- Problem requirements
Retype everything in the listing, leaving each line exactly as it is.

--

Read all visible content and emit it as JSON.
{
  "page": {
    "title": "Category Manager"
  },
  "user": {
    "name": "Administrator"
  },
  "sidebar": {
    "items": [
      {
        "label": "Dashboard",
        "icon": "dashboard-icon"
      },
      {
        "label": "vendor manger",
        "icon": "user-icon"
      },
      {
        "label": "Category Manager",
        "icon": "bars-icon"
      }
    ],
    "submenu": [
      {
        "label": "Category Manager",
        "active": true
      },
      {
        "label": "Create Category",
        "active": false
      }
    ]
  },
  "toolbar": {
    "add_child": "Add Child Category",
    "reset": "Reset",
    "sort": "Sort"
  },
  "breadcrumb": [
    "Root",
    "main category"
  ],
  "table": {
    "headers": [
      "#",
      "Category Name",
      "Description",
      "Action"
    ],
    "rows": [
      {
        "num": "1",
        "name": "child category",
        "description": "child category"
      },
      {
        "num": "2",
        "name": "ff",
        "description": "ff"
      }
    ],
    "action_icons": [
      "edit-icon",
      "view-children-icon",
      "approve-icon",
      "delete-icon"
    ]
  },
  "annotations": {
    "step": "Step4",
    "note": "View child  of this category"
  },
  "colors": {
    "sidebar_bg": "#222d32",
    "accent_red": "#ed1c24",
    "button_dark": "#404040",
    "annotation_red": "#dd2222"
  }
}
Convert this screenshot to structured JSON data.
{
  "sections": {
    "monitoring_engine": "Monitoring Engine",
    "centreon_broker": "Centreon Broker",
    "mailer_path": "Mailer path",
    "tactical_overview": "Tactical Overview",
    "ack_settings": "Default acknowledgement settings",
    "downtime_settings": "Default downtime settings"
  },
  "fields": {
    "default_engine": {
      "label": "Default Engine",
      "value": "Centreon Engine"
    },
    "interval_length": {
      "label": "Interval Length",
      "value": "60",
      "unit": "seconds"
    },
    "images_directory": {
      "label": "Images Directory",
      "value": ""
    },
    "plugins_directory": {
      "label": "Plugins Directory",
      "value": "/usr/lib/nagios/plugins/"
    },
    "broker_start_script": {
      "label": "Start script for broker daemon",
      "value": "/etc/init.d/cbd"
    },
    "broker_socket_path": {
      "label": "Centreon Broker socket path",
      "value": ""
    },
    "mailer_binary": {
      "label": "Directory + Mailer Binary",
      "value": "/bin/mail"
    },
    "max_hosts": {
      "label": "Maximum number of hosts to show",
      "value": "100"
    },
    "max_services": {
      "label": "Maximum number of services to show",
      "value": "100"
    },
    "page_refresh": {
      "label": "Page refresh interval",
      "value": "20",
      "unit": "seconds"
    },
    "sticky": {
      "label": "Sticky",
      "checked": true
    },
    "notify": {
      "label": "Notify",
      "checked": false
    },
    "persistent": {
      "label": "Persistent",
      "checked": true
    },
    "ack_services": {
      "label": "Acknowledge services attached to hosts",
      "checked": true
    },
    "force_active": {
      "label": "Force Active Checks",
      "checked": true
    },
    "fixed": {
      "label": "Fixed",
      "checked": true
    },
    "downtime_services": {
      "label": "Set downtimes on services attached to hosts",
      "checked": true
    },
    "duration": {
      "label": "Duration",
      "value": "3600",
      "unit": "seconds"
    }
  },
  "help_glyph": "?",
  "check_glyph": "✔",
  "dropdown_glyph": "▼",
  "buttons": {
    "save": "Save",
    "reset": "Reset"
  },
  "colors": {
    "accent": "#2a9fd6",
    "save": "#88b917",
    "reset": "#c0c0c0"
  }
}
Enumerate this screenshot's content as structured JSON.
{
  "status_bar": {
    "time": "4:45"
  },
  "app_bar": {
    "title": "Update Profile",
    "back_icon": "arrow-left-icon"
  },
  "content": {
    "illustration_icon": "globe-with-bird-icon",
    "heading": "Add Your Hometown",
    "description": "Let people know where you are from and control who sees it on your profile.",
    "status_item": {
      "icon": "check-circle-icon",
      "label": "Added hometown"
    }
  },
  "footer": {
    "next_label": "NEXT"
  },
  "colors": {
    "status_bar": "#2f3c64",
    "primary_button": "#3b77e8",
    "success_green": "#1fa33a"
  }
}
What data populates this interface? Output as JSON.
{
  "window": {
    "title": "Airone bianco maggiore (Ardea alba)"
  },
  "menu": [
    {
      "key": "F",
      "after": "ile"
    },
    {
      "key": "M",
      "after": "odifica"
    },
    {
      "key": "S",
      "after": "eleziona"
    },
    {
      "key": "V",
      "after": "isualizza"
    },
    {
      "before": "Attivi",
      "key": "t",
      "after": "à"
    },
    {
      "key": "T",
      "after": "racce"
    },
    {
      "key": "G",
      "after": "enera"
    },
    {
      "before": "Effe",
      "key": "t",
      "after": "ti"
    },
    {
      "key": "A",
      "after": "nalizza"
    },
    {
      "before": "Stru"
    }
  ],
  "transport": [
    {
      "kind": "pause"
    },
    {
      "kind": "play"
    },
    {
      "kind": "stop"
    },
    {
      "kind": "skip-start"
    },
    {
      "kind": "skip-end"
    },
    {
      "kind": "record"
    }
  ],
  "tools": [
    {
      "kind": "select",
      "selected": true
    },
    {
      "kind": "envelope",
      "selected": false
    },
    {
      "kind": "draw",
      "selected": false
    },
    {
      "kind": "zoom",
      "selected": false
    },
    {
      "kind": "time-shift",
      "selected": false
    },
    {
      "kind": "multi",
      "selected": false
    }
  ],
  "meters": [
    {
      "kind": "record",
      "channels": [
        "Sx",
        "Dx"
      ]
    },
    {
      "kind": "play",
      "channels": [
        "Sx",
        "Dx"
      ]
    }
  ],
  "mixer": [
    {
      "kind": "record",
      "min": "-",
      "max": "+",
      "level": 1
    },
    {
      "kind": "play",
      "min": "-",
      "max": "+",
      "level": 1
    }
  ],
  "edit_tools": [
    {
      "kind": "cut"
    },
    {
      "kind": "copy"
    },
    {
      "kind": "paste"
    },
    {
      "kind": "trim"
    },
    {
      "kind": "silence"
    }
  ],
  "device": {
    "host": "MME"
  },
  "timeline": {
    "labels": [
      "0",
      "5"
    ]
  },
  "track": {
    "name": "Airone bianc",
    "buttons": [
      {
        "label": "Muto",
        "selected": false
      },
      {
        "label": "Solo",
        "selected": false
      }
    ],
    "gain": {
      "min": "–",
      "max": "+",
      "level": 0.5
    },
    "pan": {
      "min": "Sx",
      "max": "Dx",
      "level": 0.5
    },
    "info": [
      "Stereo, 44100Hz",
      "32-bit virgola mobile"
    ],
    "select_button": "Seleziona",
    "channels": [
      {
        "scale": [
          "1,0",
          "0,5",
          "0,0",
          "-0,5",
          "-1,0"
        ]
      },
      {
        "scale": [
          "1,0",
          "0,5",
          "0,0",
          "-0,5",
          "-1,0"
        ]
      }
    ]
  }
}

--

- The answer
Read all visible content and emit it as JSON.
{
  "page": {
    "title": "Category Manager"
  },
  "user": {
    "name": "Administrator"
  },
  "sidebar": {
    "items": [
      {
        "label": "Dashboard",
        "icon": "dashboard-icon"
      },
      {
        "label": "vendor manger",
        "icon": "user-icon"
      },
      {
        "label": "Category Manager",
        "icon": "bars-icon"
      }
    ],
    "submenu": [
      {
        "label": "Category Manager",
        "active": true
      },
      {
        "label": "Create Category",
        "active": false
      }
    ]
  },
  "toolbar": {
    "add_child": "Add Child Category",
    "reset": "Reset",
    "sort": "Sort"
  },
  "breadcrumb": [
    "Root",
    "main category"
  ],
  "table": {
    "headers": [
      "#",
      "Category Name",
      "Description",
      "Action"
    ],
    "rows": [
      {
        "num": "1",
        "name": "child category",
        "description": "child category"
      },
      {
        "num": "2",
        "name": "ff",
        "description": "ff"
      }
    ],
    "action_icons": [
      "edit-icon",
      "view-children-icon",
      "approve-icon",
      "delete-icon"
    ]
  },
  "annotations": {
    "step": "Step4",
    "note": "View child  of this category"
  },
  "colors": {
    "sidebar_bg": "#222d32",
    "accent_red": "#ed1c24",
    "button_dark": "#404040",
    "annotation_red": "#dd2222"
  }
}
Convert this screenshot to structured JSON data.
{
  "sections": {
    "monitoring_engine": "Monitoring Engine",
    "centreon_broker": "Centreon Broker",
    "mailer_path": "Mailer path",
    "tactical_overview": "Tactical Overview",
    "ack_settings": "Default acknowledgement settings",
    "downtime_settings": "Default downtime settings"
  },
  "fields": {
    "default_engine": {
      "label": "Default Engine",
      "value": "Centreon Engine"
    },
    "interval_length": {
      "label": "Interval Length",
      "value": "60",
      "unit": "seconds"
    },
    "images_directory": {
      "label": "Images Directory",
      "value": ""
    },
    "plugins_directory": {
      "label": "Plugins Directory",
      "value": "/usr/lib/nagios/plugins/"
    },
    "broker_start_script": {
      "label": "Start script for broker daemon",
      "value": "/etc/init.d/cbd"
    },
    "broker_socket_path": {
      "label": "Centreon Broker socket path",
      "value": ""
    },
    "mailer_binary": {
      "label": "Directory + Mailer Binary",
      "value": "/bin/mail"
    },
    "max_hosts": {
      "label": "Maximum number of hosts to show",
      "value": "100"
    },
    "max_services": {
      "label": "Maximum number of services to show",
      "value": "100"
    },
    "page_refresh": {
      "label": "Page refresh interval",
      "value": "20",
      "unit": "seconds"
    },
    "sticky": {
      "label": "Sticky",
      "checked": true
    },
    "notify": {
      "label": "Notify",
      "checked": false
    },
    "persistent": {
      "label": "Persistent",
      "checked": true
    },
    "ack_services": {
      "label": "Acknowledge services attached to hosts",
      "checked": true
    },
    "force_active": {
      "label": "Force Active Checks",
      "checked": true
    },
    "fixed": {
      "label": "Fixed",
      "checked": true
    },
    "downtime_services": {
      "label": "Set downtimes on services attached to hosts",
      "checked": true
    },
    "duration": {
      "label": "Duration",
      "value": "3600",
      "unit": "seconds"
    }
  },
  "help_glyph": "?",
  "check_glyph": "✔",
  "dropdown_glyph": "▼",
  "buttons": {
    "save": "Save",
    "reset": "Reset"
  },
  "colors": {
    "accent": "#2a9fd6",
    "save": "#88b917",
    "reset": "#c0c0c0"
  }
}
Enumerate this screenshot's content as structured JSON.
{
  "status_bar": {
    "time": "4:45"
  },
  "app_bar": {
    "title": "Update Profile",
    "back_icon": "arrow-left-icon"
  },
  "content": {
    "illustration_icon": "globe-with-bird-icon",
    "heading": "Add Your Hometown",
    "description": "Let people know where you are from and control who sees it on your profile.",
    "status_item": {
      "icon": "check-circle-icon",
      "label": "Added hometown"
    }
  },
  "footer": {
    "next_label": "NEXT"
  },
  "colors": {
    "status_bar": "#2f3c64",
    "primary_button": "#3b77e8",
    "success_green": "#1fa33a"
  }
}
What data populates this interface? Output as JSON.
{
  "window": {
    "title": "Airone bianco maggiore (Ardea alba)"
  },
  "menu": [
    {
      "key": "F",
      "after": "ile"
    },
    {
      "key": "M",
      "after": "odifica"
    },
    {
      "key": "S",
      "after": "eleziona"
    },
    {
      "key": "V",
      "after": "isualizza"
    },
    {
      "before": "Attivi",
      "key": "t",
      "after": "à"
    },
    {
      "key": "T",
      "after": "racce"
    },
    {
      "key": "G",
      "after": "enera"
    },
    {
      "before": "Effe",
      "key": "t",
      "after": "ti"
    },
    {
      "key": "A",
      "after": "nalizza"
    },
    {
      "before": "Stru"
    }
  ],
  "transport": [
    {
      "kind": "pause"
    },
    {
      "kind": "play"
    },
    {
      "kind": "stop"
    },
    {
      "kind": "skip-start"
    },
    {
      "kind": "skip-end"
    },
    {
      "kind": "record"
    }
  ],
  "tools": [
    {
      "kind": "select",
      "selected": true
    },
    {
      "kind": "envelope",
      "selected": false
    },
    {
      "kind": "draw",
      "selected": false
    },
    {
      "kind": "zoom",
      "selected": false
    },
    {
      "kind": "time-shift",
      "selected": false
    },
    {
      "kind": "multi",
      "selected": false
    }
  ],
  "meters": [
    {
      "kind": "record",
      "channels": [
        "Sx",
        "Dx"
      ]
    },
    {
      "kind": "play",
      "channels": [
        "Sx",
        "Dx"
      ]
    }
  ],
  "mixer": [
    {
      "kind": "record",
      "min": "-",
      "max": "+",
      "level": 1
    },
    {
      "kind": "play",
      "min": "-",
      "max": "+",
      "level": 1
    }
  ],
  "edit_tools": [
    {
      "kind": "cut"
    },
    {
      "kind": "copy"
    },
    {
      "kind": "paste"
    },
    {
      "kind": "trim"
    },
    {
      "kind": "silence"
    }
  ],
  "device": {
    "host": "MME"
  },
  "timeline": {
    "labels": [
      "0",
      "5"
    ]
  },
  "track": {
    "name": "Airone bianc",
    "buttons": [
      {
        "label": "Muto",
        "selected": false
      },
      {
        "label": "Solo",
        "selected": false
      }
    ],
    "gain": {
      "min": "–",
      "max": "+",
      "level": 0.5
    },
    "pan": {
      "min": "Sx",
      "max": "Dx",
      "level": 0.5
    },
    "info": [
      "Stereo, 44100Hz",
      "32-bit virgola mobile"
    ],
    "select_button": "Seleziona",
    "channels": [
      {
        "scale": [
          "1,0",
          "0,5",
          "0,0",
          "-0,5",
          "-1,0"
        ]
      },
      {
        "scale": [
          "1,0",
          "0,5",
          "0,0",
          "-0,5",
          "-1,0"
        ]
      }
    ]
  }
}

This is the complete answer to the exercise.